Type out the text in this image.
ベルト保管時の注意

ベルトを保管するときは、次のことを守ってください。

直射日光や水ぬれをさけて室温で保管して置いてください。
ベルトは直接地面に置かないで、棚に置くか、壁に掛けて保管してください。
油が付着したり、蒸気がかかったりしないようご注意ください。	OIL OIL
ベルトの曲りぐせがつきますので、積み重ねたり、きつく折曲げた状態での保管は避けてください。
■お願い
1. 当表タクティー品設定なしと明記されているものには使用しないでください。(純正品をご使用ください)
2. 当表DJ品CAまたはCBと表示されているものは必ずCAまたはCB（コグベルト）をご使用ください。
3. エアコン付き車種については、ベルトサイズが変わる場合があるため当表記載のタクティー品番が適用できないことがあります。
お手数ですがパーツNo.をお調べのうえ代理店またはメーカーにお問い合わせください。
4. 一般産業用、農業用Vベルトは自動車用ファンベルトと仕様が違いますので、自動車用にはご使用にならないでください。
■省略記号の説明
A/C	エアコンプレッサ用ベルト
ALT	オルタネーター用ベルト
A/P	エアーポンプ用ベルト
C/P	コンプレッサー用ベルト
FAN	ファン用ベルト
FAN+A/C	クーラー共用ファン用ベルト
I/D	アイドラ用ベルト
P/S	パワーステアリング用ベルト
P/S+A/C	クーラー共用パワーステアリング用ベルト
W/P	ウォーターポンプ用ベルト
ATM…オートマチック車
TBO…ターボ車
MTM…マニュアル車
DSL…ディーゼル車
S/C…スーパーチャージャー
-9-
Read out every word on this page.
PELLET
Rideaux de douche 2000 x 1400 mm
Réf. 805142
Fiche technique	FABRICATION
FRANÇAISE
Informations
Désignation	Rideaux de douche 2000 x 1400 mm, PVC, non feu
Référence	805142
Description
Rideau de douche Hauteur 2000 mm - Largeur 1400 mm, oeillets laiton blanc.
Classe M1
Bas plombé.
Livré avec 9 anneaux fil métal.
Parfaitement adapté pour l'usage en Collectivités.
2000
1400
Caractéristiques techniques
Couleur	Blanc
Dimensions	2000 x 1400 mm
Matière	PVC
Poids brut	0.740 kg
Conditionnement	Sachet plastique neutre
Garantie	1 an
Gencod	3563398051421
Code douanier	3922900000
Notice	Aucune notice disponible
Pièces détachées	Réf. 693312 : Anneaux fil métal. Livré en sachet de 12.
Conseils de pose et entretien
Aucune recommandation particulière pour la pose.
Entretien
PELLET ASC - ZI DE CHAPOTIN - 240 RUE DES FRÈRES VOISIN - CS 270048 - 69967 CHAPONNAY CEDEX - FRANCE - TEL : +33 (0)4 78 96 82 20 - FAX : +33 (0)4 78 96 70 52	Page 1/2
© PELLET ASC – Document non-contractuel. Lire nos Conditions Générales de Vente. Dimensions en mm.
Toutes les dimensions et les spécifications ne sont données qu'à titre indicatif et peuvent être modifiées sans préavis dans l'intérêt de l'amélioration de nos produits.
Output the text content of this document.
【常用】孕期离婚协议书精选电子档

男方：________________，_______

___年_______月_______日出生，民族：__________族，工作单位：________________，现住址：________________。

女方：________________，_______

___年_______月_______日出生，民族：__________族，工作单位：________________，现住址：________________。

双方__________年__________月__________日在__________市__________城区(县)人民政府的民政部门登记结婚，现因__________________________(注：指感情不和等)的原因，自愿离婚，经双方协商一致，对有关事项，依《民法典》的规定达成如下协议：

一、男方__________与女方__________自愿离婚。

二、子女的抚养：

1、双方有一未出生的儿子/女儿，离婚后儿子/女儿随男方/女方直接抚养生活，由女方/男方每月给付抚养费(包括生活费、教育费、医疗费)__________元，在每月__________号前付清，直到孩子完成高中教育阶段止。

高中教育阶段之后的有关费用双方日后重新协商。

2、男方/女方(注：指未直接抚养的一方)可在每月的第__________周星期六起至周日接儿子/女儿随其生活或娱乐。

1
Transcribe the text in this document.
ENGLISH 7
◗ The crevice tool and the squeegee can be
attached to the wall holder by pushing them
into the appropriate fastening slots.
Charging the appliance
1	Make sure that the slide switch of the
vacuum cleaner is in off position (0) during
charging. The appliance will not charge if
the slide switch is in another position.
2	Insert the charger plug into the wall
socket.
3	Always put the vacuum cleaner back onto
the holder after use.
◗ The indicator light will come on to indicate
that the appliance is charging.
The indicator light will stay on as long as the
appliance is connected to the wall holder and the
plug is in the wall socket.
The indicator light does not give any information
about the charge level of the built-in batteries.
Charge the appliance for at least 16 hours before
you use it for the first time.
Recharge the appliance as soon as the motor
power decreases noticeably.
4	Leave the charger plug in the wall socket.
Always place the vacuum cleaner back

◇ ◇ ◇

Exercise —
How many lines in the records above hold the word "that"? Give only the number.

Output of the task —
2